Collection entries

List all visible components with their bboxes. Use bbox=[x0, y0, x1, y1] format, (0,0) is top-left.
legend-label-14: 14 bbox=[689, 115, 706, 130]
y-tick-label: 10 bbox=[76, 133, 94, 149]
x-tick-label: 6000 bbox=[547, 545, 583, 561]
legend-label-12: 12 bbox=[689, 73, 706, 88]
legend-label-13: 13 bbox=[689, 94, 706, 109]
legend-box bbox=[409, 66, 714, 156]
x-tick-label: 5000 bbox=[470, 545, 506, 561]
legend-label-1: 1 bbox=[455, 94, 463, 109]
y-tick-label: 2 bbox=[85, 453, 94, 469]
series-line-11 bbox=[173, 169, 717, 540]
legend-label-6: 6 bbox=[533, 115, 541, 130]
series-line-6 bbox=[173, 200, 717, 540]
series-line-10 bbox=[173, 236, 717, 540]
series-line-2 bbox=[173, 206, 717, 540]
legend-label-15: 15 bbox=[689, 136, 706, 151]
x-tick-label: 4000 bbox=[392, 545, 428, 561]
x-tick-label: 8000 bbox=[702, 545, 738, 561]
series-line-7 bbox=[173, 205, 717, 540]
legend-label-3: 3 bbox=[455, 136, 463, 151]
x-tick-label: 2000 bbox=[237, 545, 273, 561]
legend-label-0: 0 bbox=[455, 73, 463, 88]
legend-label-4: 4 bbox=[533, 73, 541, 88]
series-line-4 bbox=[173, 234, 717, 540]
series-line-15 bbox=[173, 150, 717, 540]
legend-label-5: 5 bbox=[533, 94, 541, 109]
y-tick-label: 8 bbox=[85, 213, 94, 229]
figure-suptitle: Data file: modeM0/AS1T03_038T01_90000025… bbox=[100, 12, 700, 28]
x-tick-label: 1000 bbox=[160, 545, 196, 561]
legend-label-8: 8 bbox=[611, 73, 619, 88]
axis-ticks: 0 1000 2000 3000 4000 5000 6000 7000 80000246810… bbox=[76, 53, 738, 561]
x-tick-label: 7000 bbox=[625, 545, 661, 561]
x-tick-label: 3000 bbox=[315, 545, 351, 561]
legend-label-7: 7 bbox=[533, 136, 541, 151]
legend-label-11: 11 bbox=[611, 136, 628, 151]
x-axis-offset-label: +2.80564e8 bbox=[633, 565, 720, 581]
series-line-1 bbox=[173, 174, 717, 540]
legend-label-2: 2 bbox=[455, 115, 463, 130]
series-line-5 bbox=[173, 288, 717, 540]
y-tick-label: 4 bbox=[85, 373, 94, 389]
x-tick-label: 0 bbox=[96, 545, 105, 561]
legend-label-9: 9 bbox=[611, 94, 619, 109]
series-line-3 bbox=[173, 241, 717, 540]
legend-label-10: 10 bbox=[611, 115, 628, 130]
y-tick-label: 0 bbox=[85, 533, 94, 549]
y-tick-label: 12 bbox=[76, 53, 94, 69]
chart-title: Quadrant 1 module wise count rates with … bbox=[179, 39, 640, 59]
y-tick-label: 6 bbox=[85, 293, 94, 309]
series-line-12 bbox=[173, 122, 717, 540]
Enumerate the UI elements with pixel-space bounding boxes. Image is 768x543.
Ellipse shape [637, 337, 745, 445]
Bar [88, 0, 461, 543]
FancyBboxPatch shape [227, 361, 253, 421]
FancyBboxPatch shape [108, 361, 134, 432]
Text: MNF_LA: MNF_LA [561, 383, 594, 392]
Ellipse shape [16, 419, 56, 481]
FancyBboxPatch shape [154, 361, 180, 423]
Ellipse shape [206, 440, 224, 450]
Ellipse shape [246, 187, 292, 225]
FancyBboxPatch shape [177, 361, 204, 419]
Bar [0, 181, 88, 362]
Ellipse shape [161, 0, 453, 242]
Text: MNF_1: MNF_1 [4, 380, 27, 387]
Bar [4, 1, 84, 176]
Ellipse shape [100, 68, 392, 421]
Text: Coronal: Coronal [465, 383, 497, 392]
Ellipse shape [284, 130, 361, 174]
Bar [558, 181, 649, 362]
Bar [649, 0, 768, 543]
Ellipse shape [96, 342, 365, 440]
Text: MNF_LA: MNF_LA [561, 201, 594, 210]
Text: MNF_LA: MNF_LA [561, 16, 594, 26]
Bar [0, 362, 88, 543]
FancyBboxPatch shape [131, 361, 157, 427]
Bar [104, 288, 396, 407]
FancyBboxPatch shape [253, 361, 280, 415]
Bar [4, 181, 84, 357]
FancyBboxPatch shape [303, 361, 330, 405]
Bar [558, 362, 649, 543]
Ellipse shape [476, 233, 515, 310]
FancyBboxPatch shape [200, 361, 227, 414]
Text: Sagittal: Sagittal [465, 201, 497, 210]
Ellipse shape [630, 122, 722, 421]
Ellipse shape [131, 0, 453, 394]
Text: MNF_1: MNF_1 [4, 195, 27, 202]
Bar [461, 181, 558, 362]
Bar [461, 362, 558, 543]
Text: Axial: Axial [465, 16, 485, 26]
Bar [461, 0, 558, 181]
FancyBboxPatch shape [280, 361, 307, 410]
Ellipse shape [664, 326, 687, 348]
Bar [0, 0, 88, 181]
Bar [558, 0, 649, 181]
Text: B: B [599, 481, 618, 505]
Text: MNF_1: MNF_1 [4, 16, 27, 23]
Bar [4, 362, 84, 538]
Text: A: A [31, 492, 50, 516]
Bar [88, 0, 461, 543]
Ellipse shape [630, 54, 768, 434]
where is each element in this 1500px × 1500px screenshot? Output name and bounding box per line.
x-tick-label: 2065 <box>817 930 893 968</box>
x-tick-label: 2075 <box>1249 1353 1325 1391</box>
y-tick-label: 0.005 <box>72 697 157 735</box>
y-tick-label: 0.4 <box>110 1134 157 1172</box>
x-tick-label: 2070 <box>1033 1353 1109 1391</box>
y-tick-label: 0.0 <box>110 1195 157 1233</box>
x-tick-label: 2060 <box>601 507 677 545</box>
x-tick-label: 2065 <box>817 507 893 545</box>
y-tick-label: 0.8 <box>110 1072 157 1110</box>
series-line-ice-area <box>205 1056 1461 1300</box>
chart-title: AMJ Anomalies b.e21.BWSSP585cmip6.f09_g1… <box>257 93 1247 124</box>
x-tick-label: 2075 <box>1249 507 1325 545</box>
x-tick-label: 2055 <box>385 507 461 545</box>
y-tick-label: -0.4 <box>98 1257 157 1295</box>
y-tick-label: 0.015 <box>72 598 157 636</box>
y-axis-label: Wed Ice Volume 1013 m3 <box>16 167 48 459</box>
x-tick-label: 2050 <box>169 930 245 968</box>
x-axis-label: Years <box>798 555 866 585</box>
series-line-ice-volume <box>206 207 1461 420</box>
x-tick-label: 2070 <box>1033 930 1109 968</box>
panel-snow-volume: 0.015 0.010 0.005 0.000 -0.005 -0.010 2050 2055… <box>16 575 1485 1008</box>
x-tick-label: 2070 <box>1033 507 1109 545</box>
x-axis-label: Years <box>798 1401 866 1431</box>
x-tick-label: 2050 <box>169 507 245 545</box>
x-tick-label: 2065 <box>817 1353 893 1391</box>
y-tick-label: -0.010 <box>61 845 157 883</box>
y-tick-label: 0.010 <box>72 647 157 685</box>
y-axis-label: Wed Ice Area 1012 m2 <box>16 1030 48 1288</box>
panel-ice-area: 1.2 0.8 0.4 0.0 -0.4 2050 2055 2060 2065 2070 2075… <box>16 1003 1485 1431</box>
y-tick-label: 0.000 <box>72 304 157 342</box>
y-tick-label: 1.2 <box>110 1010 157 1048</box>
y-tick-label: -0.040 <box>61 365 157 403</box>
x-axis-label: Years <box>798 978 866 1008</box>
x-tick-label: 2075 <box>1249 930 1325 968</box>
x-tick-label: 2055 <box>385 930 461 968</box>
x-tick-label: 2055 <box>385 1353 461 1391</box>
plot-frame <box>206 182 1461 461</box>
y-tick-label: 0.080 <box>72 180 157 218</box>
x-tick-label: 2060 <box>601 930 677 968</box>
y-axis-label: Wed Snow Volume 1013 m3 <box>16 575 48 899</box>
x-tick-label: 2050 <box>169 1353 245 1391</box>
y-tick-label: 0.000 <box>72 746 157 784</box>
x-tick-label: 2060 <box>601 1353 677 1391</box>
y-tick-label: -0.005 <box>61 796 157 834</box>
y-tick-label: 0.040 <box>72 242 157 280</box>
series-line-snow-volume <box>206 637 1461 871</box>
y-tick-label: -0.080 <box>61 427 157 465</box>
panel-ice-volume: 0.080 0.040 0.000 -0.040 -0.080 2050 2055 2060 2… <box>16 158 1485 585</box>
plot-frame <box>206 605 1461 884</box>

> [Set task]:
Extract every line from the start of the rows down to and including the line that contains "legend-label-12: 12 bbox=[689, 73, 706, 88]". Reproduce each line verbatim.

> [Task response]:
List all visible components with their bboxes. Use bbox=[x0, y0, x1, y1] format, (0,0) is top-left.
legend-label-14: 14 bbox=[689, 115, 706, 130]
y-tick-label: 10 bbox=[76, 133, 94, 149]
x-tick-label: 6000 bbox=[547, 545, 583, 561]
legend-label-12: 12 bbox=[689, 73, 706, 88]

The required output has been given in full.